▶ **WHAT THE TASK ASKS**
Please output the stretch of the entries from their first line through the line containing "- bar: [118, 62, 137, 168]" as a Markdown table with the columns Row and Line, one numbered row per line, skipping any blank lines.

======== STORED ROWS

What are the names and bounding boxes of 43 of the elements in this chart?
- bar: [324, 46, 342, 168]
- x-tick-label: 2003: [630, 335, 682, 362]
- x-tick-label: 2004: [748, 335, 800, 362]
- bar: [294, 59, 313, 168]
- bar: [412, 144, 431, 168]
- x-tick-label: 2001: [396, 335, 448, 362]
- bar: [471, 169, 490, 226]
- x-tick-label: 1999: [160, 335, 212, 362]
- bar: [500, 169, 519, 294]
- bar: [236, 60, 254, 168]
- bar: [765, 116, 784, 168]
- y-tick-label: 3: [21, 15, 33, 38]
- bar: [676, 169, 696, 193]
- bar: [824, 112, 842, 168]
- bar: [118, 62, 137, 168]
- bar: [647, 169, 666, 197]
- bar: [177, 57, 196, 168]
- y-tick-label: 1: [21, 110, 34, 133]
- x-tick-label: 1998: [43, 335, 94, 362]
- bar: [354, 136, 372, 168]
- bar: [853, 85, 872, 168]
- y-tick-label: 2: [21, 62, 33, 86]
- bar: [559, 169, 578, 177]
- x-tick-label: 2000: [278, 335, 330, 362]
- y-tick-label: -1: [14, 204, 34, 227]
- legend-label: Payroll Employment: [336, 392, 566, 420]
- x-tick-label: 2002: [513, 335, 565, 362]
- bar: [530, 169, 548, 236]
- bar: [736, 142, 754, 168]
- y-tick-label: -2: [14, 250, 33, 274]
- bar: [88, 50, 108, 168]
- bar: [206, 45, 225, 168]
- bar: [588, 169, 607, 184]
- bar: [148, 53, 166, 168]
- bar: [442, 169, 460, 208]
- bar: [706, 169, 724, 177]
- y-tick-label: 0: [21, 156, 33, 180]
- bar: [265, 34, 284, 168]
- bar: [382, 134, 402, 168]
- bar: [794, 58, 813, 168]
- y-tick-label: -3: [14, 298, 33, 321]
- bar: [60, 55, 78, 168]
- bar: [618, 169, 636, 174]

================

▶ **SOLUTION BELOW**
| Row | Line |
|---|---|
| 1 | What are the names and bounding boxes of 43 of the elements in this chart? |
| 2 | - bar: [324, 46, 342, 168] |
| 3 | - x-tick-label: 2003: [630, 335, 682, 362] |
| 4 | - x-tick-label: 2004: [748, 335, 800, 362] |
| 5 | - bar: [294, 59, 313, 168] |
| 6 | - bar: [412, 144, 431, 168] |
| 7 | - x-tick-label: 2001: [396, 335, 448, 362] |
| 8 | - bar: [471, 169, 490, 226] |
| 9 | - x-tick-label: 1999: [160, 335, 212, 362] |
| 10 | - bar: [500, 169, 519, 294] |
| 11 | - bar: [236, 60, 254, 168] |
| 12 | - bar: [765, 116, 784, 168] |
| 13 | - y-tick-label: 3: [21, 15, 33, 38] |
| 14 | - bar: [676, 169, 696, 193] |
| 15 | - bar: [824, 112, 842, 168] |
| 16 | - bar: [118, 62, 137, 168] |